— start of INPUT FOR THIS TASK —

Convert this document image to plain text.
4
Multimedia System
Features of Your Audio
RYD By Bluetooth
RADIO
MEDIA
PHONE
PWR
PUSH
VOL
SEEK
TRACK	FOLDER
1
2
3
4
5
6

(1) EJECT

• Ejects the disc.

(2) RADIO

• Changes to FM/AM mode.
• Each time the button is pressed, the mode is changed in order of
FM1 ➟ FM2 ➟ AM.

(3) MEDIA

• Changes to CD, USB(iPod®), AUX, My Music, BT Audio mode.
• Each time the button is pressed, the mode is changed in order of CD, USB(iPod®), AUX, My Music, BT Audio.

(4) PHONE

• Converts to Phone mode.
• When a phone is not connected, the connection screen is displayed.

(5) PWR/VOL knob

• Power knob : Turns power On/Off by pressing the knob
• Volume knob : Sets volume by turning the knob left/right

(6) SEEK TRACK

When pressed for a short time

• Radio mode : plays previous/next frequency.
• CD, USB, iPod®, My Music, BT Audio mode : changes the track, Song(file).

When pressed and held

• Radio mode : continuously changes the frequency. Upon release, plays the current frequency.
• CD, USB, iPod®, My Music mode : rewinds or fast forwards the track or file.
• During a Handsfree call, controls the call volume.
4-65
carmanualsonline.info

— end of INPUT FOR THIS TASK —

TO BE DONE: All of the entries should be written out again exactly.

EXERCISE RESULT:
Convert this document image to plain text.
4
Multimedia System
Features of Your Audio
RYD By Bluetooth
RADIO
MEDIA
PHONE
PWR
PUSH
VOL
SEEK
TRACK	FOLDER
1
2
3
4
5
6

(1) EJECT

• Ejects the disc.

(2) RADIO

• Changes to FM/AM mode.
• Each time the button is pressed, the mode is changed in order of
FM1 ➟ FM2 ➟ AM.

(3) MEDIA

• Changes to CD, USB(iPod®), AUX, My Music, BT Audio mode.
• Each time the button is pressed, the mode is changed in order of CD, USB(iPod®), AUX, My Music, BT Audio.

(4) PHONE

• Converts to Phone mode.
• When a phone is not connected, the connection screen is displayed.

(5) PWR/VOL knob

• Power knob : Turns power On/Off by pressing the knob
• Volume knob : Sets volume by turning the knob left/right

(6) SEEK TRACK

When pressed for a short time

• Radio mode : plays previous/next frequency.
• CD, USB, iPod®, My Music, BT Audio mode : changes the track, Song(file).

When pressed and held

• Radio mode : continuously changes the frequency. Upon release, plays the current frequency.
• CD, USB, iPod®, My Music mode : rewinds or fast forwards the track or file.
• During a Handsfree call, controls the call volume.
4-65
carmanualsonline.info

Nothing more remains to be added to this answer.